→ **Document text**
Crime Library: Criminal Minds and Methods

Fact and Fiction in The Godfather

The Real Godfather

Marlon Brando as Don Vito Corleone
Marlon Brando as Don Vito Corleone

When we first meet Don Corleone in The Godfather, Part I, he's dressed in a tuxedo, a red boutonniere in his lapel, holding court and receiving visitors in his dark office while friends and family celebrate his daughter's wedding out in the sunshine on the grounds of his estate outside.  He's a king in his castle.  But later when we see him on an average business day, his suit is unremarkable, his fedora a bit crushed.   He runs his empire out of his olive-oil importing company in the city, but his headquarters are mundane, even a bit shabby.  Despite his position as head of one of the most powerful crime families in the country, Don Corleone presents himself as a humble man, and his appearance underscores his apparent lack of interest in the accoutrements of wealth and power.  When author Mario Puzo created the character of Don Corleone in his book The Godfather, he had plenty of real-life models to choose from, but one mob boss stands out as his most likely main inspiration: Carlo Gambino, the cunning boss of the family that took his name.

Carlo Gambino
Carlo Gambino

Unlike Marlon Brando, Carlo Gambino hardly looked the part.  A small man with beady eyes and a large nose, Gambino often appeared to be frail and retiring.  Mob boss Joe Bonanno once called him "a squirrel of a man, a servile and cringing individual."  But looks were deceiving, for Carlo Gambino, like Don Corleone, had a chess master's ability to see two moves ahead of his opponents, giving him the ability to outflank them while deceiving them into thinking they had the better of him.   

Charles "Lucky" Luciano
Charles "Lucky" Luciano

In the 1940s, New York's five families were still forming, and alliances between emerging bosses were quickly made and unmade as each man jockeyed for the most advantageous position.  Opportunities arose when the powerful and influential Charles "Lucky" Luciano, one of the main architects of the American Mafia, was deported to Italy in 1946, and mobster Frank Costello led Luciano's family in his absence.  The impeccably groomed Costello, a low-key executive-style mobster, was known as the "prime minister of the underworld" for his ability to hobnob with the upper crust and broker deals with politicians and union officials.   What he lacked was dependable muscle within the ranks of his own family.  For that he made pacts with bosses from other families who, for a price, lent Costello the manpower he needed.  Costello's most valued general was Albert Anastasia, the violent "Lord High Executioner" who had blasted his way to the top of the Mangano family.  Anastasia's underboss at the time was Carlo Gambino.

Frank Costello
Frank Costello

Rival boss Vito Genovese made no bones about his desire to become boss of all bosses, wanting to unite several families under his leadership, but the strength of the Costello-Anastasia coalition managed to keep Genovese at bay for a number of years.  Then in 1957, Genovese made his move with an assassination attempt on Costello as he was entering his swank Central Park West apartment building.  But the shooter missed his target, the bullet only grazing Costello's scalp.

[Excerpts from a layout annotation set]
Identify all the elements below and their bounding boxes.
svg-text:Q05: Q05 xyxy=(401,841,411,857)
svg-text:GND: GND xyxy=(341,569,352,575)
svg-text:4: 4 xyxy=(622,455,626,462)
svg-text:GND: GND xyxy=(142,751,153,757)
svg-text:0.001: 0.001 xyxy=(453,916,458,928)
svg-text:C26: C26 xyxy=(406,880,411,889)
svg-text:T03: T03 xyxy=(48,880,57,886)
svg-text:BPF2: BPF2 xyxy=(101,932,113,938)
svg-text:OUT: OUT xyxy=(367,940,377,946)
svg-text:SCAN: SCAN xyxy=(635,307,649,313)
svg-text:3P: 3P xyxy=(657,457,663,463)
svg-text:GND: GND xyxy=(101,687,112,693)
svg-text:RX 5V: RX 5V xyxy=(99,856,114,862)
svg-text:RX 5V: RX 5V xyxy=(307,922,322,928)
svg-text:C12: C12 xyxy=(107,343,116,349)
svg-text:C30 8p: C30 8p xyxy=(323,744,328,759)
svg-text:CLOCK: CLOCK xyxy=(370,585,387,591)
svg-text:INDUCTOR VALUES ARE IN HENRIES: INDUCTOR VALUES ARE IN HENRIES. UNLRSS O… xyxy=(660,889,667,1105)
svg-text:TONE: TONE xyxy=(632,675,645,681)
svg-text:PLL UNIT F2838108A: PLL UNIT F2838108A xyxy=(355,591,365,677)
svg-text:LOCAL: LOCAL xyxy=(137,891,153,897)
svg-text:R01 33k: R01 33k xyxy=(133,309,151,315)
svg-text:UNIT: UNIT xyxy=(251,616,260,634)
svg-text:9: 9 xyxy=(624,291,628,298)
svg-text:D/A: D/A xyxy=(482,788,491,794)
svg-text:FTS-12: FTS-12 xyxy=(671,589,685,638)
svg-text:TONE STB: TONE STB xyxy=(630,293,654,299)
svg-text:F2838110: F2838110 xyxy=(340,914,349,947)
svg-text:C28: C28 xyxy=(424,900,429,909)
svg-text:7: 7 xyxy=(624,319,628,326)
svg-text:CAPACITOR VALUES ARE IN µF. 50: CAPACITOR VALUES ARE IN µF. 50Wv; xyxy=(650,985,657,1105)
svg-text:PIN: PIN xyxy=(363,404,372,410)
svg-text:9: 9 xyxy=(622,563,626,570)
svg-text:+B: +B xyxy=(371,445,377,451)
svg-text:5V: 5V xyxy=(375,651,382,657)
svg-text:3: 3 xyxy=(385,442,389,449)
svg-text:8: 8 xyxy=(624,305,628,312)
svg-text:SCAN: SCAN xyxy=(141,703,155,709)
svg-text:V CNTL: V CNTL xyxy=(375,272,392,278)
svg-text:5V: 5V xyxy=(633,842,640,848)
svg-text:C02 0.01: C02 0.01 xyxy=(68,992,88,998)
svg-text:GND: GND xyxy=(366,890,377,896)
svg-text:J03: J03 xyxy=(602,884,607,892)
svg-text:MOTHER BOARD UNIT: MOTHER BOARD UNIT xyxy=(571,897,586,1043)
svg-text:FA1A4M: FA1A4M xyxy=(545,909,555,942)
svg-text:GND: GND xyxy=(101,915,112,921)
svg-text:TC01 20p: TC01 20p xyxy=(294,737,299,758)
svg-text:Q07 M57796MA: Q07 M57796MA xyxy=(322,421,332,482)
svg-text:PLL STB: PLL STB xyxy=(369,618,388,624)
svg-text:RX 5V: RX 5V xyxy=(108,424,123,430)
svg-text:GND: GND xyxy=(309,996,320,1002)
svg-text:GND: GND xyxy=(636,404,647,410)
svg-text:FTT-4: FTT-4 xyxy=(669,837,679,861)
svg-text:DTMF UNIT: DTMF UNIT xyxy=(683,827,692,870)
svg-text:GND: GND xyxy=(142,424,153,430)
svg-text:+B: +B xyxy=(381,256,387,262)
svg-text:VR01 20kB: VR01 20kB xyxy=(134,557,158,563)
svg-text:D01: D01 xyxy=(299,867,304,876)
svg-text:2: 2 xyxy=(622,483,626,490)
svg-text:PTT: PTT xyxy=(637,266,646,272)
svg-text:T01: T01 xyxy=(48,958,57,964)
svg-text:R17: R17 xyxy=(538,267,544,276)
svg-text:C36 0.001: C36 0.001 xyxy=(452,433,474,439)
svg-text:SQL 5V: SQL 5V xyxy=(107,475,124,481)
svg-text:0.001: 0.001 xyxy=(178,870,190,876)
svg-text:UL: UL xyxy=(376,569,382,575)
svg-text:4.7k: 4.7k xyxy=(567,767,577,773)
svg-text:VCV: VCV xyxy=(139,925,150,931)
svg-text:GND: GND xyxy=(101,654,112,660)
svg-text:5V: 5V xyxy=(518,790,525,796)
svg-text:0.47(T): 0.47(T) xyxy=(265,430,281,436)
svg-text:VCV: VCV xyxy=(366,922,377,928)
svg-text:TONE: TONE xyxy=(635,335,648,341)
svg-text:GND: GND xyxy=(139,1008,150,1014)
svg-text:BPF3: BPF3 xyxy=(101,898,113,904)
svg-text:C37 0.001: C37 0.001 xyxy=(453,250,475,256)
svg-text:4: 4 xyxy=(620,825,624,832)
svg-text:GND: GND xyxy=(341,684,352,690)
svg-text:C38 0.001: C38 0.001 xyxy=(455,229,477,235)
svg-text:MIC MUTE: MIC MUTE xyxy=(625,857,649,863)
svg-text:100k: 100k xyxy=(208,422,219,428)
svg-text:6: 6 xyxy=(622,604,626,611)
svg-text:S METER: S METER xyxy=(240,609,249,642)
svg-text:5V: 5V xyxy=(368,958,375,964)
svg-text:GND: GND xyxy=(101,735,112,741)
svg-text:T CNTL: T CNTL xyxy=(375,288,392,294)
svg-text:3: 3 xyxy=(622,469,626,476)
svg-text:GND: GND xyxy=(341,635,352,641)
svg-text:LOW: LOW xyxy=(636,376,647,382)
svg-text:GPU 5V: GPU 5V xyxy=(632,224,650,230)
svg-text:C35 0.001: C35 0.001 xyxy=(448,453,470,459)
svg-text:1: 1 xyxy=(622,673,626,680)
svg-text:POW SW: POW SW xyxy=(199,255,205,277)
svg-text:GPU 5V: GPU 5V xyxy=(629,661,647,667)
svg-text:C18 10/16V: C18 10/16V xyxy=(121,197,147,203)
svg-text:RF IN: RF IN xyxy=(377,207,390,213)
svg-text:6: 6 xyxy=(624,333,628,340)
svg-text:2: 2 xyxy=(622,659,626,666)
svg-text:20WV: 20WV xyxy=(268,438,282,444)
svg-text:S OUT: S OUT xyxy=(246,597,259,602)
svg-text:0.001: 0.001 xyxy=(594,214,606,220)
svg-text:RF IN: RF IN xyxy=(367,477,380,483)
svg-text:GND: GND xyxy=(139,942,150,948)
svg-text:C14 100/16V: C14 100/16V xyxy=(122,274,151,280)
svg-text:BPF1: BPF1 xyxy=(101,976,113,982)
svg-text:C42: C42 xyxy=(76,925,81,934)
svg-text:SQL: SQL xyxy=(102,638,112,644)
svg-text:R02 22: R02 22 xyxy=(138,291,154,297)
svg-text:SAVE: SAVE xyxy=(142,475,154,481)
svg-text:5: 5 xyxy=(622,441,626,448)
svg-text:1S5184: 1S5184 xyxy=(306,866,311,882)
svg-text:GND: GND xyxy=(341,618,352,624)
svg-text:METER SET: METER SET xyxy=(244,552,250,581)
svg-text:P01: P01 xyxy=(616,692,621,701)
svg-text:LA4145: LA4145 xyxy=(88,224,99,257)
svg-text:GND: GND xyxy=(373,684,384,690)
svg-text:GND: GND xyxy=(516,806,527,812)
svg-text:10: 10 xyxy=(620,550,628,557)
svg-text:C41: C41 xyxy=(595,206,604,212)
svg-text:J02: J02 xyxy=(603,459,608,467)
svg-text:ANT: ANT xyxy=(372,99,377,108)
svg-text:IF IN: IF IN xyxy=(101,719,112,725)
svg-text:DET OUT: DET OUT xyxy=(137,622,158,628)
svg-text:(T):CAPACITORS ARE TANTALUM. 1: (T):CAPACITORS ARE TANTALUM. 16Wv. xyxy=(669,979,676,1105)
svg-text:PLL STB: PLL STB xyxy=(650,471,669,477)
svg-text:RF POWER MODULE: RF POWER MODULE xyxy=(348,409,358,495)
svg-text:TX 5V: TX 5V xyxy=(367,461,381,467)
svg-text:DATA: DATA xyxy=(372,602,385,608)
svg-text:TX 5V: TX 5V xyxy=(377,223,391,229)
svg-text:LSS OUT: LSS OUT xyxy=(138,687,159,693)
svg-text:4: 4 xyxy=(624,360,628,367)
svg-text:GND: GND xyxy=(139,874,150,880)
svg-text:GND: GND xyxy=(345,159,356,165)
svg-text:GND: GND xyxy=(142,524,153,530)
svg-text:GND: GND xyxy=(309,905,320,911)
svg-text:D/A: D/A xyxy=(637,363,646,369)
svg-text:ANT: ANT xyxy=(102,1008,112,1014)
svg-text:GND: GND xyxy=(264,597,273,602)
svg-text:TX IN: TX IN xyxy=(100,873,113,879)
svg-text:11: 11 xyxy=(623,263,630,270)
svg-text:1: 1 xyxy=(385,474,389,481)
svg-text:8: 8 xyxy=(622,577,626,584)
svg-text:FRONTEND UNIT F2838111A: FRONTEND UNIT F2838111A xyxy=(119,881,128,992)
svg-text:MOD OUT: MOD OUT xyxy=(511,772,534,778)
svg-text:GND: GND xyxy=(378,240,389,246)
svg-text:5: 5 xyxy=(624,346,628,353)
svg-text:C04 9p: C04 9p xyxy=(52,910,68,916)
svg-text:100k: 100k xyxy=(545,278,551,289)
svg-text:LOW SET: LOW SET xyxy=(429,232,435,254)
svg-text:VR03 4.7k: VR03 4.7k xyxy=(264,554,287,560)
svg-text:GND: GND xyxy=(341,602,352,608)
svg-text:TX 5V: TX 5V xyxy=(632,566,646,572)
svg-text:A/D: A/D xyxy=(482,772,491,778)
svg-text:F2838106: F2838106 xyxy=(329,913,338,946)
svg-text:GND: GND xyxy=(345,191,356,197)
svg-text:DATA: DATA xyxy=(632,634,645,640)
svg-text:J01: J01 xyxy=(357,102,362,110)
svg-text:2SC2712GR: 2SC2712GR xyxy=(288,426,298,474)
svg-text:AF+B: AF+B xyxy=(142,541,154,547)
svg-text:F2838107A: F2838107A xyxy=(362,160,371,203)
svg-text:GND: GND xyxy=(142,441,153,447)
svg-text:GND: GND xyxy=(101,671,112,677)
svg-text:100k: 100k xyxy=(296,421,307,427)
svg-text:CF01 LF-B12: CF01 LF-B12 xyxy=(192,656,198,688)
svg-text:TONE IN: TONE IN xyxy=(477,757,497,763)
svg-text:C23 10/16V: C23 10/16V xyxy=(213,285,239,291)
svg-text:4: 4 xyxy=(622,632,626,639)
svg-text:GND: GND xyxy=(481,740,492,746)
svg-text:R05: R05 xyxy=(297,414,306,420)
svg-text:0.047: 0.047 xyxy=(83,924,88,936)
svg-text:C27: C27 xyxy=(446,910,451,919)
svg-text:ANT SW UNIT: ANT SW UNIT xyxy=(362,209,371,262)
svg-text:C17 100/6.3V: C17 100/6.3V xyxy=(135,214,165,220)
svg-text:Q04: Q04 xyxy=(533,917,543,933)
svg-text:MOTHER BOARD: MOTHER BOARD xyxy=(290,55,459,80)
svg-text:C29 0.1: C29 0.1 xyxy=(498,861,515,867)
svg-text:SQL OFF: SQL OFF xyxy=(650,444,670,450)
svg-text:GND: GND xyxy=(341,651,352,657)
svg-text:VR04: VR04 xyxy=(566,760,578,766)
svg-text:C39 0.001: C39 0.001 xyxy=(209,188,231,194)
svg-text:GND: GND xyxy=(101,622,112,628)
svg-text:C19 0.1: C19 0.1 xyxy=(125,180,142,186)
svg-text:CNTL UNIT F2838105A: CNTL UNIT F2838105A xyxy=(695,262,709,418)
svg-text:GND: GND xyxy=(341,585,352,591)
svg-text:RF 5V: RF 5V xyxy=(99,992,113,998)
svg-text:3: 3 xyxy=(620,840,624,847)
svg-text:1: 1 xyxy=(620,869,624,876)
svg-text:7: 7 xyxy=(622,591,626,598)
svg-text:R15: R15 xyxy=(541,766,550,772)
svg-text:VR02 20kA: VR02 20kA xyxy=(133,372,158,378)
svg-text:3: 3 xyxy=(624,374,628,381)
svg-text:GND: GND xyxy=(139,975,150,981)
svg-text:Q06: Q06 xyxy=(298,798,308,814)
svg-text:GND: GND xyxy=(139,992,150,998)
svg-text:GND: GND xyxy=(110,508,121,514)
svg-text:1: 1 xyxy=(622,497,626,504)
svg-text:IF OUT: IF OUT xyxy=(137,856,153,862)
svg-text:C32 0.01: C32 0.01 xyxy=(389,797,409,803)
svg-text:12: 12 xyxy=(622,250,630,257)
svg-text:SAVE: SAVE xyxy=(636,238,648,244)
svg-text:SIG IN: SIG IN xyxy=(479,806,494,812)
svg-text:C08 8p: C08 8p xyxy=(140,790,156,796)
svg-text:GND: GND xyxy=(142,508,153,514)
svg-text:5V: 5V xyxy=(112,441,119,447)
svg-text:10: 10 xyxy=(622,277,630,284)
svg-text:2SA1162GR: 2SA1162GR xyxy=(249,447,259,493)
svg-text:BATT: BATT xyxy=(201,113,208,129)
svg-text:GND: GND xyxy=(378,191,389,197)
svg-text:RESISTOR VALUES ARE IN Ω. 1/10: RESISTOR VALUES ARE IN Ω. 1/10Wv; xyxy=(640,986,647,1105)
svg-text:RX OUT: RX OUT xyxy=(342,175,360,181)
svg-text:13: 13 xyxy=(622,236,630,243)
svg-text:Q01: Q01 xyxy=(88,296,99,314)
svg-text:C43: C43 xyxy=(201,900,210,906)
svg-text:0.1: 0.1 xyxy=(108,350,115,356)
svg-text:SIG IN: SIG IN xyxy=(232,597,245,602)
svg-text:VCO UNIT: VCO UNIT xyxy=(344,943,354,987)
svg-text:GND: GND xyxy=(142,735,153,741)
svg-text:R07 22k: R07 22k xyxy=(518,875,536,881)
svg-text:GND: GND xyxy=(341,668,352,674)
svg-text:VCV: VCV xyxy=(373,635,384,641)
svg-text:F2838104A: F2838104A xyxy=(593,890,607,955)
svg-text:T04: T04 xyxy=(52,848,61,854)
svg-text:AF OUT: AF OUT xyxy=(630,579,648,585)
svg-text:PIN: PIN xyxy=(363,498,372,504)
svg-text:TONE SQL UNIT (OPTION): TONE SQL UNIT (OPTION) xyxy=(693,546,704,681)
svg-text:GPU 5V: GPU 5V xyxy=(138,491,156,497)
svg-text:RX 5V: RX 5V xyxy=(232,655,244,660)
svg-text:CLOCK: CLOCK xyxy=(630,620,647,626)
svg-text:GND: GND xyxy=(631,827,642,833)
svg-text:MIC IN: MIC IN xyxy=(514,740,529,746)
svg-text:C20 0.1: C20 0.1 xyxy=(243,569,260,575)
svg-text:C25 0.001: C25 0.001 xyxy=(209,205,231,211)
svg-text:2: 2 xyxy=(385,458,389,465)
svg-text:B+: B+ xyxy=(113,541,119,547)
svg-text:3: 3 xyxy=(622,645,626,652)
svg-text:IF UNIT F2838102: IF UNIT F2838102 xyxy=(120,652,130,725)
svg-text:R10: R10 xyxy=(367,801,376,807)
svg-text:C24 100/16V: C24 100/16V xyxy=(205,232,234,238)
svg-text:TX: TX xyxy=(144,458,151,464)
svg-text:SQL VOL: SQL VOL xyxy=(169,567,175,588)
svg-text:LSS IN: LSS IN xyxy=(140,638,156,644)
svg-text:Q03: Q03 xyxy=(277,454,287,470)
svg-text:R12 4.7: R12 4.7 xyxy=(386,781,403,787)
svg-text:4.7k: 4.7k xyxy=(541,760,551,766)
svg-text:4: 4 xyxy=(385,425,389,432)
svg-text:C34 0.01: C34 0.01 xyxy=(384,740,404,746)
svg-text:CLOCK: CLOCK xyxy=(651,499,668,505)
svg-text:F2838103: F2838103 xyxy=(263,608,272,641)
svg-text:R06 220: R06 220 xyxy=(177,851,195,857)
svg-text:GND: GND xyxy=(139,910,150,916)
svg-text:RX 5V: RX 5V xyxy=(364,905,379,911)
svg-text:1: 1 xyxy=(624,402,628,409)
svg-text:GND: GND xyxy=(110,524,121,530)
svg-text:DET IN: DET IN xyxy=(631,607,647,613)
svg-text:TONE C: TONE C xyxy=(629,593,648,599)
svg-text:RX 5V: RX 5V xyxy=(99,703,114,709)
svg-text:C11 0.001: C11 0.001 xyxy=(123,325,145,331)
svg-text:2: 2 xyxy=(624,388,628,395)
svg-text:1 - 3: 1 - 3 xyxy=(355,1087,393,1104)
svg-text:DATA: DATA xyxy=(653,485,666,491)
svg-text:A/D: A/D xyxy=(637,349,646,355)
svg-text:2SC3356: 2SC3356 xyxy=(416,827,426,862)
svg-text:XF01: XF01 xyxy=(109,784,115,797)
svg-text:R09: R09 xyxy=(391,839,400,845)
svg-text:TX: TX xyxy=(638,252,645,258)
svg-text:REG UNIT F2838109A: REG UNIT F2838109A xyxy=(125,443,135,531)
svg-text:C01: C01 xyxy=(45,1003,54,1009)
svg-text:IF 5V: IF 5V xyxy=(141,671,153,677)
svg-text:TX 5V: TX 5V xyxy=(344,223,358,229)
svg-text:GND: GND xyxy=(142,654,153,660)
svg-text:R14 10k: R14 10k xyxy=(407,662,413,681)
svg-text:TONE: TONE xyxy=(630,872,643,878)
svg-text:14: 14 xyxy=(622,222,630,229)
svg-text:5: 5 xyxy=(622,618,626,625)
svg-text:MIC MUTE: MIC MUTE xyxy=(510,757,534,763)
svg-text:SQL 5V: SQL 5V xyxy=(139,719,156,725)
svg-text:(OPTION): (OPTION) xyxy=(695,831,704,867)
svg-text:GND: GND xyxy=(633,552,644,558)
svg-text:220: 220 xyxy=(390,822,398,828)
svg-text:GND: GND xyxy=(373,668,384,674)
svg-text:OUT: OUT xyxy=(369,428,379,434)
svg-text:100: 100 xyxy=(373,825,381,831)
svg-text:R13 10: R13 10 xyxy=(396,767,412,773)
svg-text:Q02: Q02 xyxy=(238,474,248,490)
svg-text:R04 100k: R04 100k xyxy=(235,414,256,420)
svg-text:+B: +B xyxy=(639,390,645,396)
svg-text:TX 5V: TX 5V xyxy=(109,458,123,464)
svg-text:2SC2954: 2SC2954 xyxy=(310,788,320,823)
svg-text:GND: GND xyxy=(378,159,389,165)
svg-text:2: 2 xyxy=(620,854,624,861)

→ **Written tasks**
a: According to the Godfather article, why did Frank Costello make pacts with bosses from other families?
b: Retype the part of the Godfather article that opens with the words containing "Rival boss Vito" and closes with "grazing Costello's scalp.".
c: Extend the Godfather article from the point at which it stops.

→ **Written answers**
a: Costello lacked dependable muscle within the ranks of his own family. Bosses from other families lent him the manpower he needed, for a price.

b:
Rival boss Vito Genovese made no bones about his desire to become boss of all bosses, wanting to unite several families under his leadership, but the strength of the Costello-Anastasia coalition managed to keep Genovese at bay for a number of years.  Then in 1957, Genovese made his move with an assassination attempt on Costello as he was entering his swank Central Park West apartment building.  But the shooter missed his target, the bullet only grazing Costello's scalp.

c:
The botched hit stirred up an angry hornet's nest in gangland.  Everyone assumed that Genovese was behind the attempted hit, and he knew that his days would be numbered if he left things as they were.  If Costello decided to retaliate, he would outsource the job to Albert Anastasia.  To save his own hide, Genovese put out a contract on Anastasia who was gunned down by two assailants as he sat back in a barber's chair relaxing with his eyes closed. 

Vito Genovese
Vito Genovese

The hit was organized by Anastasia's own underboss, Carlo Gambino, who had made a secret deal with Genovese.  Gambino was promised Anastasia's job as boss of the Mangano Family as soon as Genovese accomplished his goal of becoming capo di tutti capi.  Frank Costello, now without Anastasia and his troops to back him up, decided it would be wiser to retire than go head-to-head against Genovese.  Gambino became the new boss of the Mangano Family.

Anastasia barbershop
Anastasia barbershop

Unfortunately for Vito Genovese, he underestimated Gambino, who had no intention of operating under anyone's rule.  Gambino quietly reached out to Frank Costello and managed to make peace with him, even though Gambino had been instrumental in Costello's sudden retirement.  Gambino also reached out to Lucky Luciano and Meyer Lansky, the Jewish hood who had been Luciano's partner in the creation of a national crime syndicate.  They all hated Genovese and feared what would happen if he realized his dream of taking total control of the Mafia.  Genovese knew that Luciano, Lansky, and Costello hated his guts, but he assumed that Carlo Gambino was still on his side.  It was a fatal assumption.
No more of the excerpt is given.